*WHAT YOU NEED TO DO*
Provide only the number of lines in the records below that include "是否有关".

*EXTRACTED MATERIAL*
- - - - -
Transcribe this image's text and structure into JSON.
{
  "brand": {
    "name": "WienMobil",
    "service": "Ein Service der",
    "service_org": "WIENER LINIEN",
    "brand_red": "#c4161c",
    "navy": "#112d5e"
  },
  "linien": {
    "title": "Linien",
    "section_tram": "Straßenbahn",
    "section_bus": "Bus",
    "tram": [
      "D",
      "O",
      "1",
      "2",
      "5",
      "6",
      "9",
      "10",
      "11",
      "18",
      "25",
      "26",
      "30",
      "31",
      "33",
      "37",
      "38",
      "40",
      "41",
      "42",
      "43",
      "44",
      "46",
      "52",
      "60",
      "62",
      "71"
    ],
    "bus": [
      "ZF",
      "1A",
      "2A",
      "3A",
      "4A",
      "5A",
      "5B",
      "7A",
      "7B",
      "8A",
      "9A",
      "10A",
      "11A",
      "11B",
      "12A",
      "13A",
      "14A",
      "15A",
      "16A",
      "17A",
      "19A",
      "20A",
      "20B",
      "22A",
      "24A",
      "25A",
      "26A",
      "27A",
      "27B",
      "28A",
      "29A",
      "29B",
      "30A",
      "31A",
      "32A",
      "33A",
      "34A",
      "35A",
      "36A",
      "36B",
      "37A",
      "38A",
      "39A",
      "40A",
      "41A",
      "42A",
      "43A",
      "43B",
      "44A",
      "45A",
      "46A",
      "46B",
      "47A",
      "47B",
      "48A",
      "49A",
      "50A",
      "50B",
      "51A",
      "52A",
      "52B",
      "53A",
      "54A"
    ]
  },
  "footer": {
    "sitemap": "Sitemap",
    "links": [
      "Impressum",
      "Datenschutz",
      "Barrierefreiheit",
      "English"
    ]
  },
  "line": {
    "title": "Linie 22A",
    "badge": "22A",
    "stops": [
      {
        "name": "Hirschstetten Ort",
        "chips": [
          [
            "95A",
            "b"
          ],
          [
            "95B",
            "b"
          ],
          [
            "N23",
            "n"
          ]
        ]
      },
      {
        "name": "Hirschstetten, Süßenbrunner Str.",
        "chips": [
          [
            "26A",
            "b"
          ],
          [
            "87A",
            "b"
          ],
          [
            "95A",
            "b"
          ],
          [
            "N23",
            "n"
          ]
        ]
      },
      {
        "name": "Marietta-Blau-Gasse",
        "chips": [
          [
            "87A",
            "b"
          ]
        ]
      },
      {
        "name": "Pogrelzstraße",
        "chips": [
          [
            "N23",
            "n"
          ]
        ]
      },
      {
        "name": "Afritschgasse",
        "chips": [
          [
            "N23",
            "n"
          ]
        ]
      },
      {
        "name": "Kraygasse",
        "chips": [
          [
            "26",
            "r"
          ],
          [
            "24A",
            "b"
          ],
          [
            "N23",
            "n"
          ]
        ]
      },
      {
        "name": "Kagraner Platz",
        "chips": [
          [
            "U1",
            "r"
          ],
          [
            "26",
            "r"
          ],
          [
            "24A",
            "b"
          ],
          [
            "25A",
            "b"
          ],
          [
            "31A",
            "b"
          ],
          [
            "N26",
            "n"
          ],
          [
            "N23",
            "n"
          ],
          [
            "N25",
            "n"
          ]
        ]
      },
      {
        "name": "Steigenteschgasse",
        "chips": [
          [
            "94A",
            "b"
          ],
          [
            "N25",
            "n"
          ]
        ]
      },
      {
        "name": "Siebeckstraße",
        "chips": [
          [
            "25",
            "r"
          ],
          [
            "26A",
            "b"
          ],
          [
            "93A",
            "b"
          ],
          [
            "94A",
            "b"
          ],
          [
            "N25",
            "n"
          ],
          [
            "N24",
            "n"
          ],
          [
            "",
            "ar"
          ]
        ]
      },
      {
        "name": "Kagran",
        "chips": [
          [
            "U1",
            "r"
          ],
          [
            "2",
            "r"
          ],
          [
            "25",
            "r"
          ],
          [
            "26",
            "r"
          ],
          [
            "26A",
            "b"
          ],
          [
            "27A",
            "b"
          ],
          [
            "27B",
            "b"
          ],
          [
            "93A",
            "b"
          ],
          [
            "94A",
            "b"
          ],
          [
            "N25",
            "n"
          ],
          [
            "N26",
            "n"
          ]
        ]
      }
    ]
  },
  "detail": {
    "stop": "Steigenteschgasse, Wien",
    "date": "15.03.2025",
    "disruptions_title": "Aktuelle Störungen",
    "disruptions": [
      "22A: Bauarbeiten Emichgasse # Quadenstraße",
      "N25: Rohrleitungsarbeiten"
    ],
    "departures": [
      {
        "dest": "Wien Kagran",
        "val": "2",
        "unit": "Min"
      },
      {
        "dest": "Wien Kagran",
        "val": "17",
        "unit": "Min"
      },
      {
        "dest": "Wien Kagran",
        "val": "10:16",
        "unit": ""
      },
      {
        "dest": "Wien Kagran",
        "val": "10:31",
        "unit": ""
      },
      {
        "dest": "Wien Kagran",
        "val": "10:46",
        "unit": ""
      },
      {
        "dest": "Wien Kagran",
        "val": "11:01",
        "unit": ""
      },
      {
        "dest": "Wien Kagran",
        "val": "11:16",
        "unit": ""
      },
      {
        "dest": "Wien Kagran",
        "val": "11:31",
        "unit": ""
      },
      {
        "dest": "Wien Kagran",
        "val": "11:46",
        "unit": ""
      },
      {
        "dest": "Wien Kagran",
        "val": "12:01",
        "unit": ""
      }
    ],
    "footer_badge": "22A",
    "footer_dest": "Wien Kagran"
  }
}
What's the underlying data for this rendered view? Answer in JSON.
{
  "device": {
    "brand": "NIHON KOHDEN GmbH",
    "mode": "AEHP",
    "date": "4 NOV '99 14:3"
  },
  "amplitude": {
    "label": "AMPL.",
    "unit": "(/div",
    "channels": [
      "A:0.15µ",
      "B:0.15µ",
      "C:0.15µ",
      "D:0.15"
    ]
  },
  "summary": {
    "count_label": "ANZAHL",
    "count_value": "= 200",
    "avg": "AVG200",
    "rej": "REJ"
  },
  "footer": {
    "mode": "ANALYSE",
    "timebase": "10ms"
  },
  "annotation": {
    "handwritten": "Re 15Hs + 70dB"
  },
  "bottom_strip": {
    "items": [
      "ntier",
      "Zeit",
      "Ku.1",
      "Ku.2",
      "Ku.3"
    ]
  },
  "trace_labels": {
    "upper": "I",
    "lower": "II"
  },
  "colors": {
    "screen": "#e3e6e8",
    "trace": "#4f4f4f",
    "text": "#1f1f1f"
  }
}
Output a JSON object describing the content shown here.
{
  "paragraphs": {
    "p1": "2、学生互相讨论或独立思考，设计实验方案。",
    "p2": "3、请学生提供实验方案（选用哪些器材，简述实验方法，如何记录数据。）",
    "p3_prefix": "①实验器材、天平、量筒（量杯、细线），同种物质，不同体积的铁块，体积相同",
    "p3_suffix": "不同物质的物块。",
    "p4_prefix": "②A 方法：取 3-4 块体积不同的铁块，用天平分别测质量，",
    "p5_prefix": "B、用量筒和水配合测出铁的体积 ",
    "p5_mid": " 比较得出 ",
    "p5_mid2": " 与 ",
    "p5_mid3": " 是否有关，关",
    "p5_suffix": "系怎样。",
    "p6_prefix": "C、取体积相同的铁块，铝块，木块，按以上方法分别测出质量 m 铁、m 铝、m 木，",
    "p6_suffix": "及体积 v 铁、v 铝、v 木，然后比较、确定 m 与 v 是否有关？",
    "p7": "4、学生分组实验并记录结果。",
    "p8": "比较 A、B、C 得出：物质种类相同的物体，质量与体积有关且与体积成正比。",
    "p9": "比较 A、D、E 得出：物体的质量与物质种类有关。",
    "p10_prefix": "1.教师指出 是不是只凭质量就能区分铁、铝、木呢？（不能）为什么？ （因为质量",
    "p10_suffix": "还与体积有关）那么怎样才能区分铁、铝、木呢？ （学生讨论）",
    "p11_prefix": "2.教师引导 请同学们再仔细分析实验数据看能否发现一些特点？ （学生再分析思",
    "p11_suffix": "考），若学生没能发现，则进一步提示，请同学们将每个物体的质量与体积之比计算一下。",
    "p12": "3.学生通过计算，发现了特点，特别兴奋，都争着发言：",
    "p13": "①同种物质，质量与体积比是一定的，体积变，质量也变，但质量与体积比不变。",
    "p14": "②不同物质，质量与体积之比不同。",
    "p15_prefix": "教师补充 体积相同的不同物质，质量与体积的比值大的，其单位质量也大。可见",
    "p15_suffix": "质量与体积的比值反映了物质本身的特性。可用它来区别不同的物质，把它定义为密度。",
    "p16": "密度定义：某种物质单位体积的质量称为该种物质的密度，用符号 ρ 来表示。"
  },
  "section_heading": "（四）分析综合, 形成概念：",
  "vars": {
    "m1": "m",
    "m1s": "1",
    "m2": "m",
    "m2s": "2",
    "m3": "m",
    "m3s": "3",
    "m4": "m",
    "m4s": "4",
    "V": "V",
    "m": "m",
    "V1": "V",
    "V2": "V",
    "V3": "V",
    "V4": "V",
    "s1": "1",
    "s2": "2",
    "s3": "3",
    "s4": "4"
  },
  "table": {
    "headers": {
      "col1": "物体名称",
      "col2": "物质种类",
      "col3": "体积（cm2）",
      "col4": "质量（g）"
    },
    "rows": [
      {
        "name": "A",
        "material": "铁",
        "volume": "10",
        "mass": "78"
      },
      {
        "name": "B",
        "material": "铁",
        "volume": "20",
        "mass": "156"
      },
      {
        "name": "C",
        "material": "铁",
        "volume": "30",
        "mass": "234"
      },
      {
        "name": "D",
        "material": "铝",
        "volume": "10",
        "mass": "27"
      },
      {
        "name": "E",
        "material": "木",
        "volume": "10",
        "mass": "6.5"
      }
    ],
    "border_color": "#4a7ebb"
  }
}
- - - - -
*EXERCISE RESPONSE*
2